## START DATA SUPPLIED

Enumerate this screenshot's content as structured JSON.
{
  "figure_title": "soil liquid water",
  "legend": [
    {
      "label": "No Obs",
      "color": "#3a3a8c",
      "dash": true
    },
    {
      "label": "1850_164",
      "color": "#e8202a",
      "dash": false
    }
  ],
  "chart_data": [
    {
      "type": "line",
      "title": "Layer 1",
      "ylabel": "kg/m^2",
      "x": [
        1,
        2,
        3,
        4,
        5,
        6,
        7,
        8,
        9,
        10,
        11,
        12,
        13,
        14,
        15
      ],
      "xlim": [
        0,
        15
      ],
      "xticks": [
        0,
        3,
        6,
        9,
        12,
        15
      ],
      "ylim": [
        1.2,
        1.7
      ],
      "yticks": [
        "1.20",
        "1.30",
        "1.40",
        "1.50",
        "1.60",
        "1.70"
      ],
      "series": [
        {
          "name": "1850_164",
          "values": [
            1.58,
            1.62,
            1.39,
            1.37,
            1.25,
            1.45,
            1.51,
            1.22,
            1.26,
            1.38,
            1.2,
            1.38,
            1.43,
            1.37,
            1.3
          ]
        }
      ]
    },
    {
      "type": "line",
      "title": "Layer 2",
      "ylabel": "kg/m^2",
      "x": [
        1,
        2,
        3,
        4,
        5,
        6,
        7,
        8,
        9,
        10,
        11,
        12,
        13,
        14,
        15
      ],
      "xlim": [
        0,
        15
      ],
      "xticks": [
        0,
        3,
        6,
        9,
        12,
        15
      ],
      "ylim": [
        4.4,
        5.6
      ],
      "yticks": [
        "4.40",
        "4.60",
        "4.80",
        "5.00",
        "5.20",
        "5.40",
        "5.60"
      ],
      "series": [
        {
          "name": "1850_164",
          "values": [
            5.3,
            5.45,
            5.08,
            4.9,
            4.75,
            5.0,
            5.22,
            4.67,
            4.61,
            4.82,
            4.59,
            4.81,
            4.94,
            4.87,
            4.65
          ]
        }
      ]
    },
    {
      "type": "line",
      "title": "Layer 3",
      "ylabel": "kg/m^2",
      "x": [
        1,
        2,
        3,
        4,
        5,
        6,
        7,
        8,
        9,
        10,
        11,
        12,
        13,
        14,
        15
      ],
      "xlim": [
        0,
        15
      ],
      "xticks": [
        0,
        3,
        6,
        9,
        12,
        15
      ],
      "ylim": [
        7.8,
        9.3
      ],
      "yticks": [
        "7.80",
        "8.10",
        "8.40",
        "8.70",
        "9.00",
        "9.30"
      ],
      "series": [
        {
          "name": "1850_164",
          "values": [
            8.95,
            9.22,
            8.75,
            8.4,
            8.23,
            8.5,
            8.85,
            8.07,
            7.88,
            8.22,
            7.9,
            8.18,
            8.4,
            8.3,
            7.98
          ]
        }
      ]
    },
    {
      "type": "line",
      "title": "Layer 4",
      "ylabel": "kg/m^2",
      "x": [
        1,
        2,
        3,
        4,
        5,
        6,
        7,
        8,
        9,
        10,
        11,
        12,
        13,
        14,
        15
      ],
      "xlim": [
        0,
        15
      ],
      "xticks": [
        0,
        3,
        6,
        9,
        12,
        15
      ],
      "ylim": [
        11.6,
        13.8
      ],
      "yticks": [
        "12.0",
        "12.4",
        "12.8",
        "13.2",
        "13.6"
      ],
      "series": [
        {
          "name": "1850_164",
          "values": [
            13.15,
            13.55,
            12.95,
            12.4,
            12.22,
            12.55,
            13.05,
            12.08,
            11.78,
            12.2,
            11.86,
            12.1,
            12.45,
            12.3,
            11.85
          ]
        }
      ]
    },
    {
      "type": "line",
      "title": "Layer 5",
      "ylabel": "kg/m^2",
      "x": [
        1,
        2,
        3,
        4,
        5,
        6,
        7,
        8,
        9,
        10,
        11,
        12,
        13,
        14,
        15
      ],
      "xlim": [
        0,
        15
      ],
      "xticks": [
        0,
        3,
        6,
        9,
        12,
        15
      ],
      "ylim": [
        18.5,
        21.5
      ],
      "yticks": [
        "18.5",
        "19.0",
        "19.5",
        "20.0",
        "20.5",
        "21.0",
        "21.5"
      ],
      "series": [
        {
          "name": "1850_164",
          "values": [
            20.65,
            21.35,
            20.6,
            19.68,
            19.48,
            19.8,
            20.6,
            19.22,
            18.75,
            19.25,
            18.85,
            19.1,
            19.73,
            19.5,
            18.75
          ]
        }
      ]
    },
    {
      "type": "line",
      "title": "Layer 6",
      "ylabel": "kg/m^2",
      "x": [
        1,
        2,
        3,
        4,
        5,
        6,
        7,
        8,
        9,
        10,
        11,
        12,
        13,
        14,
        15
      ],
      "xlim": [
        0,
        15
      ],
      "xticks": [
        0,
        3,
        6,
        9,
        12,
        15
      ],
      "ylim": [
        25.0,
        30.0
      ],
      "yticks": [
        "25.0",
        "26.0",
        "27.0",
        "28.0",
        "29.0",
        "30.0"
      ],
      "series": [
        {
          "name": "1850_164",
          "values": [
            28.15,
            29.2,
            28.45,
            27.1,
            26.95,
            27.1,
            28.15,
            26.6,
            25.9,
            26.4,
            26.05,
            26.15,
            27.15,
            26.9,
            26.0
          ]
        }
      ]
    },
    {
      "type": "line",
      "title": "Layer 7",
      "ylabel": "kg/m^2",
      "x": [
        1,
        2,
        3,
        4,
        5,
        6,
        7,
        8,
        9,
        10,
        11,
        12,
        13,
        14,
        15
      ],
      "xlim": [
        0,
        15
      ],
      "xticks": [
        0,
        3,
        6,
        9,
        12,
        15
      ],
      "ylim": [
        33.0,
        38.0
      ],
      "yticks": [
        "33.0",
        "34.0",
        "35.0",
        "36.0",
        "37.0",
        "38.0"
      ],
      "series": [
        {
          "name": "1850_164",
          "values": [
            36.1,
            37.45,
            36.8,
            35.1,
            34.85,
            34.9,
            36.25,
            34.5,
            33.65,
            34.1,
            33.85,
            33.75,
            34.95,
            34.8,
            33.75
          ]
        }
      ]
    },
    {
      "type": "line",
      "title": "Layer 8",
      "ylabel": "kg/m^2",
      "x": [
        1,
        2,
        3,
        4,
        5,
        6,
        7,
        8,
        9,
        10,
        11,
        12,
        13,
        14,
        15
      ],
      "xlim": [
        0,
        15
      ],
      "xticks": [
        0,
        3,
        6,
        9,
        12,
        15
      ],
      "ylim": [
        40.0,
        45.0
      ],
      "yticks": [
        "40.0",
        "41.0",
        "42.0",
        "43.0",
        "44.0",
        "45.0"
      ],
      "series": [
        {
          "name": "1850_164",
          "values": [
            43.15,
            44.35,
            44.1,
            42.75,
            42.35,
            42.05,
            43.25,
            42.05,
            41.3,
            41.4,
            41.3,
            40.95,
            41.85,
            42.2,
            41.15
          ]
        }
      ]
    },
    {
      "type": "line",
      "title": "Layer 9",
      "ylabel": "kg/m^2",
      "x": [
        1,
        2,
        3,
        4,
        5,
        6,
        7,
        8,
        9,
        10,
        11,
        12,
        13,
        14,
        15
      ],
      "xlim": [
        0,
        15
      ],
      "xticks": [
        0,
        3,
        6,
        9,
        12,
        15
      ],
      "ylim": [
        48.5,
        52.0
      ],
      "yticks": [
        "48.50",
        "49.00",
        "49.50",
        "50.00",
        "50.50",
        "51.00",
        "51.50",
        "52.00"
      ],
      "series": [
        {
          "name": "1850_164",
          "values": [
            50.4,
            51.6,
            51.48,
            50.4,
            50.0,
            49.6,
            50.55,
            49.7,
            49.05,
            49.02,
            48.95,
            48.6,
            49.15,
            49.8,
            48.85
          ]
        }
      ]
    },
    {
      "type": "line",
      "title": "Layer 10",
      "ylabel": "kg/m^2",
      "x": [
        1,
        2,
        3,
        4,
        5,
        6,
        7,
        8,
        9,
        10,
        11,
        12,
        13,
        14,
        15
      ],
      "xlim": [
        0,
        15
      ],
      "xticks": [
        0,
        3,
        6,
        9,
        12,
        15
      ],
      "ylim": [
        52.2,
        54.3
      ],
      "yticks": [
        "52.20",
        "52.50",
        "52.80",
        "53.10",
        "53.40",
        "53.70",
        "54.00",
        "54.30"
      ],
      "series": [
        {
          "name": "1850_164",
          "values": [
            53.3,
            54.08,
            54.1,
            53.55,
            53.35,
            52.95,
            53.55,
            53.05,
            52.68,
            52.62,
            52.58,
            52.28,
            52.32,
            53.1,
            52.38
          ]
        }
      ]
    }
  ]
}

## END DATA SUPPLIED

GIVEN REQUEST = Find the word "Layer" in the entries above and gather every line that holds it.

SOLUTION FOR THIS TASK =
      "title": "Layer 1",
      "title": "Layer 2",
      "title": "Layer 3",
      "title": "Layer 4",
      "title": "Layer 5",
      "title": "Layer 6",
      "title": "Layer 7",
      "title": "Layer 8",
      "title": "Layer 9",
      "title": "Layer 10",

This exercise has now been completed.